• SOURCE TEXT:
Case Study 16-1: Setting Up ARM64 Development — Raspberry Pi and QEMU

Objective

Get an ARM64 development environment running and write, assemble, link, execute, and debug a "Hello, World" program in ARM64 assembly. Understand every byte of the program's behavior before moving on.


Environment Options

We'll cover two setups: Raspberry Pi (native) and QEMU on x86-64 Ubuntu. Both produce identical results. Use whichever you have access to.

Setup A: Raspberry Pi 4/5 (Native ARM64)

Install Raspberry Pi OS 64-bit (Bookworm). Once booted:

# Verify you're on 64-bit ARM
uname -m
# Expected output: aarch64

# Install the assembler and linker
sudo apt update
sudo apt install binutils gcc

# Verify
as --version
# Expected: GNU assembler (Ubuntu ....) 2.41

On native hardware, as is already the ARM64 assembler — no cross-compilation prefix needed.

Setup B: QEMU on x86-64 Ubuntu/Debian

# Install cross tools and user-mode emulator
sudo apt install binutils-aarch64-linux-gnu qemu-user

# Verify
aarch64-linux-gnu-as --version
qemu-aarch64 --version

For the QEMU setup, every as command becomes aarch64-linux-gnu-as, every ld becomes aarch64-linux-gnu-ld. The rest of this case study shows both forms.


The Program

// hello_arm64.s
// A complete ARM64 Linux "Hello, World" using only system calls.
// No C library, no startup code — just the kernel.

// ============================================================
// Data Section: read-only string
// ============================================================
.section .rodata
.align 3                        // Align to 8-byte boundary (good practice)
msg:
    .ascii  "Hello, ARM64!\n"

• GIVEN INFORMATION:
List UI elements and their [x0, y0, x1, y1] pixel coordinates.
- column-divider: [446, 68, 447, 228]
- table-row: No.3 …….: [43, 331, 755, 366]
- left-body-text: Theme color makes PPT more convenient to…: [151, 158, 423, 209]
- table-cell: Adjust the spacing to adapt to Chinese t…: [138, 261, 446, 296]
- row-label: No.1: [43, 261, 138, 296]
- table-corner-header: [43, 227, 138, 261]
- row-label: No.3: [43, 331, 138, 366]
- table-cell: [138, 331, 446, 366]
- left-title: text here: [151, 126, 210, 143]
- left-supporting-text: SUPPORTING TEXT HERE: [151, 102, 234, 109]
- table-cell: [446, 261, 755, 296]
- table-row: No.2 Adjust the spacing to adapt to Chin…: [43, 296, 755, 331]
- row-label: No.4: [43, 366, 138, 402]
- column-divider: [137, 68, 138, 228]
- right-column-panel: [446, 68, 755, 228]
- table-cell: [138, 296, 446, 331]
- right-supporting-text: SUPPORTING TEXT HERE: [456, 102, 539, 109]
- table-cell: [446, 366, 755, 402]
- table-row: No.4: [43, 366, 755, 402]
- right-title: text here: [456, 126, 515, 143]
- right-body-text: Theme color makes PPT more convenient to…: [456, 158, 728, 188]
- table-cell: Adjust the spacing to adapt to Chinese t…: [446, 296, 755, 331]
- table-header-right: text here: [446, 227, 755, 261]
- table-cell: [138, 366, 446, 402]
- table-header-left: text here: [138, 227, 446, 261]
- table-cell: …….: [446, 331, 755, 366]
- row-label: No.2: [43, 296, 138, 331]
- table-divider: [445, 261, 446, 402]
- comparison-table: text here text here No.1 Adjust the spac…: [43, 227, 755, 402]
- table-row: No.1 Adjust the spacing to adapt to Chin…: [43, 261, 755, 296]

• EXERCISES:
A. In the ARM64 development setup guide, what should the command uname -m print on a 64-bit ARM system?
B. Pick up the ARM64 development setup guide where it stops and keep writing it.
The material has no part in this.

• THE ANSWERS:
A. aarch64

B.
// The '.' symbol is the current location counter
// msg_len = (current position) - (start of msg) = length in bytes
msg_len = . - msg               // Computed at assemble time: 14

// ============================================================
// Text Section: executable code
// ============================================================
.section .text
.global _start                  // _start is the ELF entry point
_start:

    // === System call: write(1, msg, 14) ===
    // Linux ARM64 syscall convention:
    //   X8  = syscall number
    //   X0  = arg1
    //   X1  = arg2
    //   X2  = arg3
    //   SVC #0 invokes the kernel

    MOV X8, #64                 // 64 = __NR_write (Linux ARM64)
    MOV X0, #1                  // fd = 1 (stdout)
    ADR X1, msg                 // X1 = PC-relative address of msg
    MOV X2, #msg_len            // X2 = length (14)
    SVC #0                      // Call kernel → write()
    // After return: X0 = bytes written (should be 14) or -errno

    // === System call: exit(0) ===
    MOV X8, #93                 // 93 = __NR_exit (Linux ARM64)
    MOV X0, #0                  // exit status = 0
    SVC #0                      // Call kernel → exit()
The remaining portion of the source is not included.